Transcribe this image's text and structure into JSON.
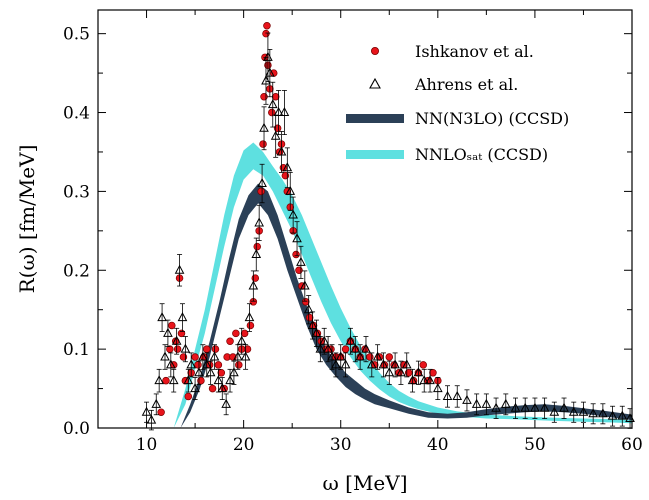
{
  "chart_data": {
    "type": "scatter",
    "xlabel": "ω [MeV]",
    "ylabel": "R(ω) [fm/MeV]",
    "xlim": [
      5,
      60
    ],
    "ylim": [
      0,
      0.53
    ],
    "xticks": [
      "10",
      "20",
      "30",
      "40",
      "50",
      "60"
    ],
    "yticks": [
      "0.0",
      "0.1",
      "0.2",
      "0.3",
      "0.4",
      "0.5"
    ],
    "grid": false,
    "legend_position": "top-right",
    "legend": {
      "ishkanov": "Ishkanov et al.",
      "ahrens": "Ahrens et al.",
      "n3lo": "NN(N3LO) (CCSD)",
      "nnlosat": "NNLOₛₐₜ (CCSD)"
    },
    "colors": {
      "ishkanov": "#e8141b",
      "ahrens": "#000000",
      "n3lo": "#2b4057",
      "nnlosat": "#5ee0e0"
    },
    "series": [
      {
        "key": "ishkanov",
        "marker": "circle",
        "points": [
          [
            11.5,
            0.02
          ],
          [
            12.0,
            0.06
          ],
          [
            12.4,
            0.1
          ],
          [
            12.6,
            0.13
          ],
          [
            12.8,
            0.08
          ],
          [
            13.0,
            0.11
          ],
          [
            13.2,
            0.1
          ],
          [
            13.4,
            0.19
          ],
          [
            13.6,
            0.12
          ],
          [
            13.8,
            0.09
          ],
          [
            14.0,
            0.06
          ],
          [
            14.3,
            0.04
          ],
          [
            14.6,
            0.07
          ],
          [
            15.0,
            0.09
          ],
          [
            15.3,
            0.08
          ],
          [
            15.6,
            0.06
          ],
          [
            15.9,
            0.09
          ],
          [
            16.2,
            0.1
          ],
          [
            16.5,
            0.08
          ],
          [
            16.8,
            0.05
          ],
          [
            17.1,
            0.1
          ],
          [
            17.4,
            0.08
          ],
          [
            17.7,
            0.07
          ],
          [
            18.0,
            0.05
          ],
          [
            18.3,
            0.09
          ],
          [
            18.6,
            0.11
          ],
          [
            18.9,
            0.09
          ],
          [
            19.2,
            0.12
          ],
          [
            19.5,
            0.08
          ],
          [
            19.8,
            0.1
          ],
          [
            20.1,
            0.12
          ],
          [
            20.4,
            0.1
          ],
          [
            20.7,
            0.13
          ],
          [
            21.0,
            0.16
          ],
          [
            21.2,
            0.19
          ],
          [
            21.4,
            0.23
          ],
          [
            21.6,
            0.25
          ],
          [
            21.8,
            0.3
          ],
          [
            22.0,
            0.36
          ],
          [
            22.1,
            0.42
          ],
          [
            22.2,
            0.47
          ],
          [
            22.3,
            0.5
          ],
          [
            22.4,
            0.51
          ],
          [
            22.5,
            0.46
          ],
          [
            22.7,
            0.43
          ],
          [
            22.9,
            0.4
          ],
          [
            23.1,
            0.45
          ],
          [
            23.3,
            0.42
          ],
          [
            23.5,
            0.38
          ],
          [
            23.7,
            0.35
          ],
          [
            23.9,
            0.36
          ],
          [
            24.1,
            0.33
          ],
          [
            24.3,
            0.32
          ],
          [
            24.5,
            0.3
          ],
          [
            24.8,
            0.28
          ],
          [
            25.1,
            0.25
          ],
          [
            25.4,
            0.22
          ],
          [
            25.7,
            0.2
          ],
          [
            26.0,
            0.18
          ],
          [
            26.4,
            0.16
          ],
          [
            26.8,
            0.14
          ],
          [
            27.2,
            0.13
          ],
          [
            27.6,
            0.12
          ],
          [
            28.0,
            0.11
          ],
          [
            28.5,
            0.1
          ],
          [
            29.0,
            0.1
          ],
          [
            29.5,
            0.09
          ],
          [
            30.0,
            0.09
          ],
          [
            30.5,
            0.1
          ],
          [
            31.0,
            0.11
          ],
          [
            31.5,
            0.1
          ],
          [
            32.0,
            0.09
          ],
          [
            32.5,
            0.1
          ],
          [
            33.0,
            0.09
          ],
          [
            33.5,
            0.08
          ],
          [
            34.0,
            0.09
          ],
          [
            34.5,
            0.08
          ],
          [
            35.0,
            0.09
          ],
          [
            35.5,
            0.08
          ],
          [
            36.0,
            0.07
          ],
          [
            36.5,
            0.08
          ],
          [
            37.0,
            0.07
          ],
          [
            37.5,
            0.06
          ],
          [
            38.0,
            0.07
          ],
          [
            38.5,
            0.08
          ],
          [
            39.0,
            0.06
          ],
          [
            39.5,
            0.07
          ],
          [
            40.0,
            0.06
          ]
        ]
      },
      {
        "key": "ahrens",
        "marker": "triangle",
        "points": [
          [
            10.0,
            0.02
          ],
          [
            10.5,
            0.01
          ],
          [
            11.0,
            0.03
          ],
          [
            11.3,
            0.06
          ],
          [
            11.6,
            0.14
          ],
          [
            11.9,
            0.09
          ],
          [
            12.2,
            0.12
          ],
          [
            12.5,
            0.08
          ],
          [
            12.8,
            0.06
          ],
          [
            13.1,
            0.11
          ],
          [
            13.4,
            0.2
          ],
          [
            13.7,
            0.14
          ],
          [
            14.0,
            0.1
          ],
          [
            14.3,
            0.06
          ],
          [
            14.6,
            0.08
          ],
          [
            15.0,
            0.05
          ],
          [
            15.4,
            0.07
          ],
          [
            15.8,
            0.09
          ],
          [
            16.2,
            0.08
          ],
          [
            16.6,
            0.07
          ],
          [
            17.0,
            0.09
          ],
          [
            17.4,
            0.06
          ],
          [
            17.8,
            0.05
          ],
          [
            18.2,
            0.03
          ],
          [
            18.6,
            0.06
          ],
          [
            19.0,
            0.07
          ],
          [
            19.4,
            0.09
          ],
          [
            19.8,
            0.11
          ],
          [
            20.2,
            0.09
          ],
          [
            20.6,
            0.14
          ],
          [
            21.0,
            0.18
          ],
          [
            21.3,
            0.22
          ],
          [
            21.6,
            0.26
          ],
          [
            21.9,
            0.31
          ],
          [
            22.1,
            0.38
          ],
          [
            22.3,
            0.44
          ],
          [
            22.5,
            0.47
          ],
          [
            22.7,
            0.45
          ],
          [
            23.0,
            0.41
          ],
          [
            23.3,
            0.37
          ],
          [
            23.6,
            0.4
          ],
          [
            23.9,
            0.35
          ],
          [
            24.2,
            0.4
          ],
          [
            24.5,
            0.33
          ],
          [
            24.8,
            0.3
          ],
          [
            25.1,
            0.27
          ],
          [
            25.5,
            0.24
          ],
          [
            25.9,
            0.21
          ],
          [
            26.3,
            0.18
          ],
          [
            26.7,
            0.15
          ],
          [
            27.1,
            0.13
          ],
          [
            27.5,
            0.12
          ],
          [
            27.9,
            0.1
          ],
          [
            28.3,
            0.11
          ],
          [
            28.7,
            0.1
          ],
          [
            29.1,
            0.09
          ],
          [
            29.5,
            0.08
          ],
          [
            30.0,
            0.09
          ],
          [
            30.5,
            0.08
          ],
          [
            31.0,
            0.11
          ],
          [
            31.5,
            0.1
          ],
          [
            32.0,
            0.09
          ],
          [
            32.6,
            0.1
          ],
          [
            33.2,
            0.08
          ],
          [
            33.8,
            0.09
          ],
          [
            34.4,
            0.08
          ],
          [
            35.0,
            0.07
          ],
          [
            35.6,
            0.08
          ],
          [
            36.2,
            0.07
          ],
          [
            36.8,
            0.08
          ],
          [
            37.4,
            0.06
          ],
          [
            38.0,
            0.07
          ],
          [
            38.6,
            0.06
          ],
          [
            39.2,
            0.06
          ],
          [
            40.0,
            0.05
          ],
          [
            41.0,
            0.04
          ],
          [
            42.0,
            0.04
          ],
          [
            43.0,
            0.035
          ],
          [
            44.0,
            0.03
          ],
          [
            45.0,
            0.03
          ],
          [
            46.0,
            0.025
          ],
          [
            47.0,
            0.03
          ],
          [
            48.0,
            0.025
          ],
          [
            49.0,
            0.025
          ],
          [
            50.0,
            0.025
          ],
          [
            51.0,
            0.025
          ],
          [
            52.0,
            0.02
          ],
          [
            53.0,
            0.025
          ],
          [
            54.0,
            0.02
          ],
          [
            55.0,
            0.02
          ],
          [
            56.0,
            0.018
          ],
          [
            57.0,
            0.018
          ],
          [
            58.0,
            0.015
          ],
          [
            59.0,
            0.015
          ],
          [
            59.8,
            0.012
          ]
        ]
      }
    ],
    "bands": [
      {
        "key": "nnlosat",
        "x": [
          12.8,
          14,
          15,
          16,
          17,
          18,
          19,
          20,
          21,
          22,
          23,
          24,
          25,
          26,
          27,
          28,
          29,
          30,
          31,
          32,
          33,
          34,
          35,
          36,
          37,
          38,
          40,
          42,
          45,
          48,
          50,
          52,
          55,
          58,
          60
        ],
        "lower": [
          0.0,
          0.03,
          0.075,
          0.12,
          0.175,
          0.23,
          0.28,
          0.315,
          0.328,
          0.32,
          0.3,
          0.275,
          0.25,
          0.22,
          0.19,
          0.16,
          0.133,
          0.11,
          0.09,
          0.073,
          0.06,
          0.049,
          0.04,
          0.033,
          0.028,
          0.024,
          0.018,
          0.015,
          0.012,
          0.011,
          0.01,
          0.009,
          0.008,
          0.007,
          0.006
        ],
        "upper": [
          0.0,
          0.05,
          0.1,
          0.15,
          0.21,
          0.27,
          0.32,
          0.352,
          0.362,
          0.35,
          0.332,
          0.315,
          0.295,
          0.27,
          0.24,
          0.21,
          0.18,
          0.152,
          0.127,
          0.105,
          0.087,
          0.07,
          0.057,
          0.047,
          0.04,
          0.034,
          0.026,
          0.021,
          0.017,
          0.015,
          0.014,
          0.013,
          0.012,
          0.011,
          0.01
        ]
      },
      {
        "key": "n3lo",
        "x": [
          13.5,
          14.5,
          15.5,
          16.5,
          17.5,
          18.5,
          19.5,
          20.5,
          21.5,
          22.5,
          23.5,
          24.5,
          25.5,
          26.5,
          27.5,
          28.5,
          29.5,
          30.5,
          31.5,
          32.5,
          33.5,
          35,
          37,
          39,
          41,
          43,
          45,
          47,
          49,
          51,
          53,
          55,
          57,
          60
        ],
        "lower": [
          0.0,
          0.02,
          0.05,
          0.09,
          0.14,
          0.19,
          0.24,
          0.27,
          0.285,
          0.27,
          0.24,
          0.2,
          0.165,
          0.13,
          0.1,
          0.08,
          0.065,
          0.052,
          0.043,
          0.036,
          0.03,
          0.025,
          0.018,
          0.013,
          0.012,
          0.013,
          0.016,
          0.018,
          0.02,
          0.021,
          0.02,
          0.018,
          0.015,
          0.01
        ],
        "upper": [
          0.0,
          0.03,
          0.065,
          0.11,
          0.16,
          0.215,
          0.265,
          0.295,
          0.31,
          0.3,
          0.27,
          0.23,
          0.19,
          0.155,
          0.125,
          0.1,
          0.085,
          0.07,
          0.06,
          0.05,
          0.043,
          0.035,
          0.026,
          0.02,
          0.018,
          0.02,
          0.024,
          0.027,
          0.029,
          0.03,
          0.028,
          0.025,
          0.022,
          0.017
        ]
      }
    ]
  }
}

━━━━━━━━━━

• [WHAT IS EXPECTED]
Copy each line above where the string "CCSD" occurs.

• [THE RESPONSE]
      "n3lo": "NN(N3LO) (CCSD)",
      "nnlosat": "NNLOₛₐₜ (CCSD)"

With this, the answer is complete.